## Records shown
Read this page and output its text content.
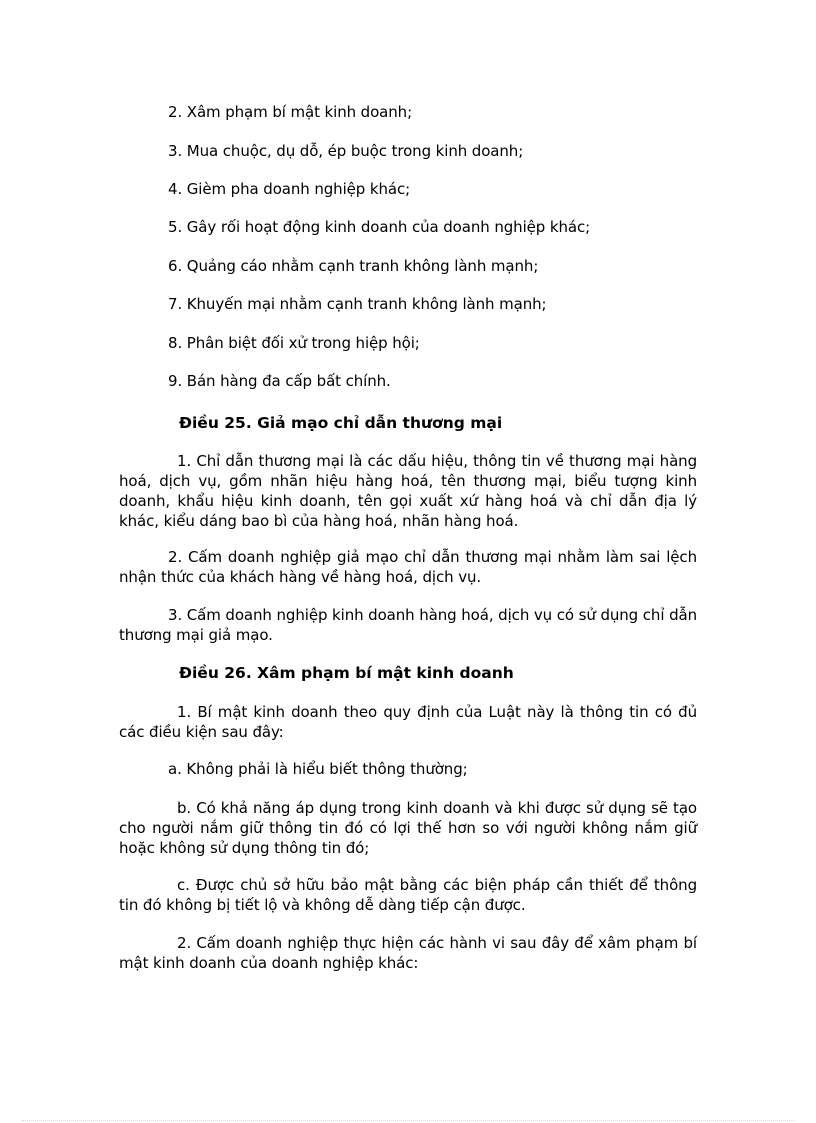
2. Xâm phạm bí mật kinh doanh;
3. Mua chuộc, dụ dỗ, ép buộc trong kinh doanh;
4. Gièm pha doanh nghiệp khác;
5. Gây rối hoạt động kinh doanh của doanh nghiệp khác;
6. Quảng cáo nhằm cạnh tranh không lành mạnh;
7. Khuyến mại nhằm cạnh tranh không lành mạnh;
8. Phân biệt đối xử trong hiệp hội;
9. Bán hàng đa cấp bất chính.
Điều 25. Giả mạo chỉ dẫn thương mại
1. Chỉ dẫn thương mại là các dấu hiệu, thông tin về thương mại hàng hoá, dịch vụ, gồm nhãn hiệu hàng hoá, tên thương mại, biểu tượng kinh doanh, khẩu hiệu kinh doanh, tên gọi xuất xứ hàng hoá và chỉ dẫn địa lý khác, kiểu dáng bao bì của hàng hoá, nhãn hàng hoá.
2. Cấm doanh nghiệp giả mạo chỉ dẫn thương mại nhằm làm sai lệch nhận thức của khách hàng về hàng hoá, dịch vụ.
3. Cấm doanh nghiệp kinh doanh hàng hoá, dịch vụ có sử dụng chỉ dẫn thương mại giả mạo.
Điều 26. Xâm phạm bí mật kinh doanh
1. Bí mật kinh doanh theo quy định của Luật này là thông tin có đủ các điều kiện sau đây:
a. Không phải là hiểu biết thông thường;
b. Có khả năng áp dụng trong kinh doanh và khi được sử dụng sẽ tạo cho người nắm giữ thông tin đó có lợi thế hơn so với người không nắm giữ hoặc không sử dụng thông tin đó;
c. Được chủ sở hữu bảo mật bằng các biện pháp cần thiết để thông tin đó không bị tiết lộ và không dễ dàng tiếp cận được.
2. Cấm doanh nghiệp thực hiện các hành vi sau đây để xâm phạm bí mật kinh doanh của doanh nghiệp khác:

## Goal
In the entries above, find each line with the word "tranh" and show it.

## Output of the exercise
6. Quảng cáo nhằm cạnh tranh không lành mạnh;
7. Khuyến mại nhằm cạnh tranh không lành mạnh;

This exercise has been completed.